Data excerpts:
— Start —
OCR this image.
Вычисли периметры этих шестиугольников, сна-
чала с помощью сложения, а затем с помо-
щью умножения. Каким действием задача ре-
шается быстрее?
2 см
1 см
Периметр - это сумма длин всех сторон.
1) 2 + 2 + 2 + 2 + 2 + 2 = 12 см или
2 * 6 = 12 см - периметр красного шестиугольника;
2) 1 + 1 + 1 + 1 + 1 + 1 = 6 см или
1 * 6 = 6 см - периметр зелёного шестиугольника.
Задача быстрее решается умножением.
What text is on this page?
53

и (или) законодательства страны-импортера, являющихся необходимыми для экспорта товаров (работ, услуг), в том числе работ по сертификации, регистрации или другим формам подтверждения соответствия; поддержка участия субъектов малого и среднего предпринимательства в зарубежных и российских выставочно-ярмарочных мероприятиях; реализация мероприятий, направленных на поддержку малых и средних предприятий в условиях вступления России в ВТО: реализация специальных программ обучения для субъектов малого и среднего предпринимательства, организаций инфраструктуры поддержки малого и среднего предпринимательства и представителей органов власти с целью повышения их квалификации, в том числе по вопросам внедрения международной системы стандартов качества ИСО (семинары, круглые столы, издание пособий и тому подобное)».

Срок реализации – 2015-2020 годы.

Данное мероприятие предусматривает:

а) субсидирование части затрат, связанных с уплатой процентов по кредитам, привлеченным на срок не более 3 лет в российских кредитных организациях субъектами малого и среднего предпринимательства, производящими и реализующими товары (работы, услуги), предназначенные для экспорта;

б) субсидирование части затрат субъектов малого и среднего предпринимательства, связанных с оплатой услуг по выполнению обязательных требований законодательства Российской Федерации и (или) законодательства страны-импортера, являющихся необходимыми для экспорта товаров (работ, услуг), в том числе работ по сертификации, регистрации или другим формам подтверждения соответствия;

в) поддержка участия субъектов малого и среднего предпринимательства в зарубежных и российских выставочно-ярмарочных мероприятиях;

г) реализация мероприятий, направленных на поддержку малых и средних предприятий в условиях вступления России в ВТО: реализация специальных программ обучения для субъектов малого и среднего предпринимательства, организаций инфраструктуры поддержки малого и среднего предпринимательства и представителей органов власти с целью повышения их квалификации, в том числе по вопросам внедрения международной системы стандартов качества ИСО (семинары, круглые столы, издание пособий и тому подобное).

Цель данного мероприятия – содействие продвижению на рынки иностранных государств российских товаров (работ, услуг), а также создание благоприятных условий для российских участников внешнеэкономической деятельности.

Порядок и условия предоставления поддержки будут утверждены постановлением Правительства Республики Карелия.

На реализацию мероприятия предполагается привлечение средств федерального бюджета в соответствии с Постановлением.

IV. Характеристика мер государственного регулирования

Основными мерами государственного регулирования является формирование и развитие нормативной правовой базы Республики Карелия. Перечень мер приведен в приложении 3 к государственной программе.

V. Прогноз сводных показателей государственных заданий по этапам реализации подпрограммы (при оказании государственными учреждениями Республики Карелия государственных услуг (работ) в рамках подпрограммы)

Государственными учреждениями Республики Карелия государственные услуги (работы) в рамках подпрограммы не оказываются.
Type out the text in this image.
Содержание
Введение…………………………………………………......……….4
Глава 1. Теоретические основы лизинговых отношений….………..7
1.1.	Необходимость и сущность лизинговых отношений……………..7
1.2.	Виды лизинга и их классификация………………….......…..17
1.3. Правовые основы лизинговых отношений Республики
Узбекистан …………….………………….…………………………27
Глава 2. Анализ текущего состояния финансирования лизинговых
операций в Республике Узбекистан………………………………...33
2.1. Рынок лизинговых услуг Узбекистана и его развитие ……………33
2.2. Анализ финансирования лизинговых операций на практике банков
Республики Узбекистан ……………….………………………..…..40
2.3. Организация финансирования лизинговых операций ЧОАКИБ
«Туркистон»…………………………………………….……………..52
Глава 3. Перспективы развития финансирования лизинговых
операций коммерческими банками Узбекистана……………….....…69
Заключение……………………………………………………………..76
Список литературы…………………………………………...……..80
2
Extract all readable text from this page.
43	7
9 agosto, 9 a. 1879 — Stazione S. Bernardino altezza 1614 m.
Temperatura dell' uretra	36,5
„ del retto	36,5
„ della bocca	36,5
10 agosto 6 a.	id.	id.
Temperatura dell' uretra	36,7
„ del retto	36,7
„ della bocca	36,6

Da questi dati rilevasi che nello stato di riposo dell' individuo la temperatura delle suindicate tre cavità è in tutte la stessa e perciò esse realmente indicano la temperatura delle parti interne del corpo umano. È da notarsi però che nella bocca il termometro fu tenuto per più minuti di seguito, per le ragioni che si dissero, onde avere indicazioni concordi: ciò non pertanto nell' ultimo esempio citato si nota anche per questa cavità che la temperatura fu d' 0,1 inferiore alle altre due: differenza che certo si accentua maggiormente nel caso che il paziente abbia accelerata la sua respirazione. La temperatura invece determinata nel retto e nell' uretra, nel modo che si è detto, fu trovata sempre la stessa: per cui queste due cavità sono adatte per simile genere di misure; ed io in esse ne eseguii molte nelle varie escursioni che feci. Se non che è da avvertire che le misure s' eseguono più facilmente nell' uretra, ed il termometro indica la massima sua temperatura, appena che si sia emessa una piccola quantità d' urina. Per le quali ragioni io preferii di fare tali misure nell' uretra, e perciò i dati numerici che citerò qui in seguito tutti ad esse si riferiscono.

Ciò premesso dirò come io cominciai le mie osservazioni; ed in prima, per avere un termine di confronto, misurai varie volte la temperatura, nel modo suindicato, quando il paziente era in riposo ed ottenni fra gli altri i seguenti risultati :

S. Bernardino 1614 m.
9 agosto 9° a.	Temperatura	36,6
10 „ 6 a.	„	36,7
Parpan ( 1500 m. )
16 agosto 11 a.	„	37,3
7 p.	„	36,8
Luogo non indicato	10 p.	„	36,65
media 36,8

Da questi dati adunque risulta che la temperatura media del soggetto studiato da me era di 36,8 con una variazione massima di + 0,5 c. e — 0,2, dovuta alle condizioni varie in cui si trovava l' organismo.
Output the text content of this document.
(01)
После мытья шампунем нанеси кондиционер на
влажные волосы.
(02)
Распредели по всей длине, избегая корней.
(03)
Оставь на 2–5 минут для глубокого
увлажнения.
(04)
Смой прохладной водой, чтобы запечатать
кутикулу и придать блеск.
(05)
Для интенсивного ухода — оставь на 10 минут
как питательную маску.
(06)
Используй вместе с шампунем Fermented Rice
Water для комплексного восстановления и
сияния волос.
— End —
The lines to quote run from the one containing "Output the text content of this document." through the final line of the material above; please give them exactly, both ends included, and nothing else.

Output the text content of this document.
(01)
После мытья шампунем нанеси кондиционер на
влажные волосы.
(02)
Распредели по всей длине, избегая корней.
(03)
Оставь на 2–5 минут для глубокого
увлажнения.
(04)
Смой прохладной водой, чтобы запечатать
кутикулу и придать блеск.
(05)
Для интенсивного ухода — оставь на 10 минут
как питательную маску.
(06)
Используй вместе с шампунем Fermented Rice
Water для комплексного восстановления и
сияния волос.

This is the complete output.